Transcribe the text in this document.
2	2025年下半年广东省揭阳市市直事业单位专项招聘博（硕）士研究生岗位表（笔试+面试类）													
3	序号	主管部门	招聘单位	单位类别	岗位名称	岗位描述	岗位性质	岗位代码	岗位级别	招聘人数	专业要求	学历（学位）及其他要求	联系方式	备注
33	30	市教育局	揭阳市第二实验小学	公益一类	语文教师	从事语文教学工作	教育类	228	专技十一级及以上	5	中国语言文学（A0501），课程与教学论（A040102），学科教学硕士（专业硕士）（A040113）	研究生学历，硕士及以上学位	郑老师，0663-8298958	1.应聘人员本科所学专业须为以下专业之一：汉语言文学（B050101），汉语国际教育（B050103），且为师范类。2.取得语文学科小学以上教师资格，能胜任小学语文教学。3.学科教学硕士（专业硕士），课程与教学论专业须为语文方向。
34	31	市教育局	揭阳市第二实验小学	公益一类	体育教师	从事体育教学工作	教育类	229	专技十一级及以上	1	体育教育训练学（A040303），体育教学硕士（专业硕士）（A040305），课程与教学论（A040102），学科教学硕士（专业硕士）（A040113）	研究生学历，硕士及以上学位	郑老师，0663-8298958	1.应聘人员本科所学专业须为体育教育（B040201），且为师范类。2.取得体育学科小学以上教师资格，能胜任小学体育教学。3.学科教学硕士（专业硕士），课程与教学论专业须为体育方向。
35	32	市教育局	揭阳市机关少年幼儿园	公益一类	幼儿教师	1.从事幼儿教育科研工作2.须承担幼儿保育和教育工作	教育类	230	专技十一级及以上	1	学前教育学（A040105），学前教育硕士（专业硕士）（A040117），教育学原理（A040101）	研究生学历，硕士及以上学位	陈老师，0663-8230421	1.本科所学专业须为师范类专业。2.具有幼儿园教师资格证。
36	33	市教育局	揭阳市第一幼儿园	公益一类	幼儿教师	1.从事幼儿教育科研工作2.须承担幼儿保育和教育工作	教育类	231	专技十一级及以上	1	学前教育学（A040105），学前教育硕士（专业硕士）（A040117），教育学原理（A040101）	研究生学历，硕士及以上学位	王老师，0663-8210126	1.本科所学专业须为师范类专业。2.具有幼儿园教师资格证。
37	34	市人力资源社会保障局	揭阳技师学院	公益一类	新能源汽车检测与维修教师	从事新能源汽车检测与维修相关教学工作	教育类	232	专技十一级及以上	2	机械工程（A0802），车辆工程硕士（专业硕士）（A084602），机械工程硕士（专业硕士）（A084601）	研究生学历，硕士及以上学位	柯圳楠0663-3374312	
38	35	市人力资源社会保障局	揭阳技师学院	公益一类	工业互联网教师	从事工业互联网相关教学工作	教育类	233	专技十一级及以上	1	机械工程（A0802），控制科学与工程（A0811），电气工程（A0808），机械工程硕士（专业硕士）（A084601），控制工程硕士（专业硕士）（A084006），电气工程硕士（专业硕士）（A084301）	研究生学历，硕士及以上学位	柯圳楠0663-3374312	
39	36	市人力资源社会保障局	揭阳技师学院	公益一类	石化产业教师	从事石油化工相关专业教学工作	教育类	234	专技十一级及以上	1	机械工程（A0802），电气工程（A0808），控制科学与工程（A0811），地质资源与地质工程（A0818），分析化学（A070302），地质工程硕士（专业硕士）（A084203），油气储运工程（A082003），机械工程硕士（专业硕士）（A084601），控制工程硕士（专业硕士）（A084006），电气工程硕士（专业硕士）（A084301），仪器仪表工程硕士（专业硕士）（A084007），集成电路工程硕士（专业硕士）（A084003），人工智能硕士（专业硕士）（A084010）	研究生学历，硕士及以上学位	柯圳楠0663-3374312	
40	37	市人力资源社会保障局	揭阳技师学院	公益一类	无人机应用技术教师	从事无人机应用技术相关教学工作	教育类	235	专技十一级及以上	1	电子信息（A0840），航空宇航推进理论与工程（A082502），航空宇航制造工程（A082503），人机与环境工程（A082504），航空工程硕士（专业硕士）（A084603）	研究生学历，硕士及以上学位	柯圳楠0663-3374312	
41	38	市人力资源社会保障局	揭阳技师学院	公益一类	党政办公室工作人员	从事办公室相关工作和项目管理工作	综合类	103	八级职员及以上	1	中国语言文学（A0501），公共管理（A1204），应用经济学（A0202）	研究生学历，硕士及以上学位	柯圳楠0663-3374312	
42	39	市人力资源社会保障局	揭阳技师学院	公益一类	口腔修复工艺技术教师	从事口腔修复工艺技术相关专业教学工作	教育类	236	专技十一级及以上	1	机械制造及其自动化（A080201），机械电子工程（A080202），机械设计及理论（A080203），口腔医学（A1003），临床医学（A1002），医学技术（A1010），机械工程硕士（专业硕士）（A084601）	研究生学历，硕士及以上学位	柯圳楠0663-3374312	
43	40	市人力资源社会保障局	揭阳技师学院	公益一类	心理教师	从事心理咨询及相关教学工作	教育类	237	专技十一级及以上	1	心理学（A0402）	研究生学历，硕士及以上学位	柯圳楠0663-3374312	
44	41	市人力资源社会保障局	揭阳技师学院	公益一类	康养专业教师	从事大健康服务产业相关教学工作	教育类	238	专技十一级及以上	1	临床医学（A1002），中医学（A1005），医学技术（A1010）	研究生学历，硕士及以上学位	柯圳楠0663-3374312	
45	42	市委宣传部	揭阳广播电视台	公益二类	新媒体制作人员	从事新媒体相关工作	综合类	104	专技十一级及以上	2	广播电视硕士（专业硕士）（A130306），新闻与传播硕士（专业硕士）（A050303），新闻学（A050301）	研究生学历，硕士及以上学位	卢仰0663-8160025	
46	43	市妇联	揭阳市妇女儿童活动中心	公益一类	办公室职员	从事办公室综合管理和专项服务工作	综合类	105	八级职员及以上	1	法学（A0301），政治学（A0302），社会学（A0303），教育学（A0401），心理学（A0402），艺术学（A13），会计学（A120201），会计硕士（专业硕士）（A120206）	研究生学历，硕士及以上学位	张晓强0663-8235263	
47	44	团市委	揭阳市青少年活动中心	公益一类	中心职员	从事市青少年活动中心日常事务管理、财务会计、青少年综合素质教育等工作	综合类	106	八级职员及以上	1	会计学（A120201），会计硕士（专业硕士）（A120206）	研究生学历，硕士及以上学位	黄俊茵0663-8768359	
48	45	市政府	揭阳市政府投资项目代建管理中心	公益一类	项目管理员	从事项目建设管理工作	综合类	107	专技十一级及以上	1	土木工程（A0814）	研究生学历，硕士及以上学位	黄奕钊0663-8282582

### [WHAT THE TASK ASKS]
Extract each line from the listing above, please, and repeat it exactly.

### [THE SOLUTION]
Transcribe the text in this document.
2	2025年下半年广东省揭阳市市直事业单位专项招聘博（硕）士研究生岗位表（笔试+面试类）													
3	序号	主管部门	招聘单位	单位类别	岗位名称	岗位描述	岗位性质	岗位代码	岗位级别	招聘人数	专业要求	学历（学位）及其他要求	联系方式	备注
33	30	市教育局	揭阳市第二实验小学	公益一类	语文教师	从事语文教学工作	教育类	228	专技十一级及以上	5	中国语言文学（A0501），课程与教学论（A040102），学科教学硕士（专业硕士）（A040113）	研究生学历，硕士及以上学位	郑老师，0663-8298958	1.应聘人员本科所学专业须为以下专业之一：汉语言文学（B050101），汉语国际教育（B050103），且为师范类。2.取得语文学科小学以上教师资格，能胜任小学语文教学。3.学科教学硕士（专业硕士），课程与教学论专业须为语文方向。
34	31	市教育局	揭阳市第二实验小学	公益一类	体育教师	从事体育教学工作	教育类	229	专技十一级及以上	1	体育教育训练学（A040303），体育教学硕士（专业硕士）（A040305），课程与教学论（A040102），学科教学硕士（专业硕士）（A040113）	研究生学历，硕士及以上学位	郑老师，0663-8298958	1.应聘人员本科所学专业须为体育教育（B040201），且为师范类。2.取得体育学科小学以上教师资格，能胜任小学体育教学。3.学科教学硕士（专业硕士），课程与教学论专业须为体育方向。
35	32	市教育局	揭阳市机关少年幼儿园	公益一类	幼儿教师	1.从事幼儿教育科研工作2.须承担幼儿保育和教育工作	教育类	230	专技十一级及以上	1	学前教育学（A040105），学前教育硕士（专业硕士）（A040117），教育学原理（A040101）	研究生学历，硕士及以上学位	陈老师，0663-8230421	1.本科所学专业须为师范类专业。2.具有幼儿园教师资格证。
36	33	市教育局	揭阳市第一幼儿园	公益一类	幼儿教师	1.从事幼儿教育科研工作2.须承担幼儿保育和教育工作	教育类	231	专技十一级及以上	1	学前教育学（A040105），学前教育硕士（专业硕士）（A040117），教育学原理（A040101）	研究生学历，硕士及以上学位	王老师，0663-8210126	1.本科所学专业须为师范类专业。2.具有幼儿园教师资格证。
37	34	市人力资源社会保障局	揭阳技师学院	公益一类	新能源汽车检测与维修教师	从事新能源汽车检测与维修相关教学工作	教育类	232	专技十一级及以上	2	机械工程（A0802），车辆工程硕士（专业硕士）（A084602），机械工程硕士（专业硕士）（A084601）	研究生学历，硕士及以上学位	柯圳楠0663-3374312	
38	35	市人力资源社会保障局	揭阳技师学院	公益一类	工业互联网教师	从事工业互联网相关教学工作	教育类	233	专技十一级及以上	1	机械工程（A0802），控制科学与工程（A0811），电气工程（A0808），机械工程硕士（专业硕士）（A084601），控制工程硕士（专业硕士）（A084006），电气工程硕士（专业硕士）（A084301）	研究生学历，硕士及以上学位	柯圳楠0663-3374312	
39	36	市人力资源社会保障局	揭阳技师学院	公益一类	石化产业教师	从事石油化工相关专业教学工作	教育类	234	专技十一级及以上	1	机械工程（A0802），电气工程（A0808），控制科学与工程（A0811），地质资源与地质工程（A0818），分析化学（A070302），地质工程硕士（专业硕士）（A084203），油气储运工程（A082003），机械工程硕士（专业硕士）（A084601），控制工程硕士（专业硕士）（A084006），电气工程硕士（专业硕士）（A084301），仪器仪表工程硕士（专业硕士）（A084007），集成电路工程硕士（专业硕士）（A084003），人工智能硕士（专业硕士）（A084010）	研究生学历，硕士及以上学位	柯圳楠0663-3374312	
40	37	市人力资源社会保障局	揭阳技师学院	公益一类	无人机应用技术教师	从事无人机应用技术相关教学工作	教育类	235	专技十一级及以上	1	电子信息（A0840），航空宇航推进理论与工程（A082502），航空宇航制造工程（A082503），人机与环境工程（A082504），航空工程硕士（专业硕士）（A084603）	研究生学历，硕士及以上学位	柯圳楠0663-3374312	
41	38	市人力资源社会保障局	揭阳技师学院	公益一类	党政办公室工作人员	从事办公室相关工作和项目管理工作	综合类	103	八级职员及以上	1	中国语言文学（A0501），公共管理（A1204），应用经济学（A0202）	研究生学历，硕士及以上学位	柯圳楠0663-3374312	
42	39	市人力资源社会保障局	揭阳技师学院	公益一类	口腔修复工艺技术教师	从事口腔修复工艺技术相关专业教学工作	教育类	236	专技十一级及以上	1	机械制造及其自动化（A080201），机械电子工程（A080202），机械设计及理论（A080203），口腔医学（A1003），临床医学（A1002），医学技术（A1010），机械工程硕士（专业硕士）（A084601）	研究生学历，硕士及以上学位	柯圳楠0663-3374312	
43	40	市人力资源社会保障局	揭阳技师学院	公益一类	心理教师	从事心理咨询及相关教学工作	教育类	237	专技十一级及以上	1	心理学（A0402）	研究生学历，硕士及以上学位	柯圳楠0663-3374312	
44	41	市人力资源社会保障局	揭阳技师学院	公益一类	康养专业教师	从事大健康服务产业相关教学工作	教育类	238	专技十一级及以上	1	临床医学（A1002），中医学（A1005），医学技术（A1010）	研究生学历，硕士及以上学位	柯圳楠0663-3374312	
45	42	市委宣传部	揭阳广播电视台	公益二类	新媒体制作人员	从事新媒体相关工作	综合类	104	专技十一级及以上	2	广播电视硕士（专业硕士）（A130306），新闻与传播硕士（专业硕士）（A050303），新闻学（A050301）	研究生学历，硕士及以上学位	卢仰0663-8160025	
46	43	市妇联	揭阳市妇女儿童活动中心	公益一类	办公室职员	从事办公室综合管理和专项服务工作	综合类	105	八级职员及以上	1	法学（A0301），政治学（A0302），社会学（A0303），教育学（A0401），心理学（A0402），艺术学（A13），会计学（A120201），会计硕士（专业硕士）（A120206）	研究生学历，硕士及以上学位	张晓强0663-8235263	
47	44	团市委	揭阳市青少年活动中心	公益一类	中心职员	从事市青少年活动中心日常事务管理、财务会计、青少年综合素质教育等工作	综合类	106	八级职员及以上	1	会计学（A120201），会计硕士（专业硕士）（A120206）	研究生学历，硕士及以上学位	黄俊茵0663-8768359	
48	45	市政府	揭阳市政府投资项目代建管理中心	公益一类	项目管理员	从事项目建设管理工作	综合类	107	专技十一级及以上	1	土木工程（A0814）	研究生学历，硕士及以上学位	黄奕钊0663-8282582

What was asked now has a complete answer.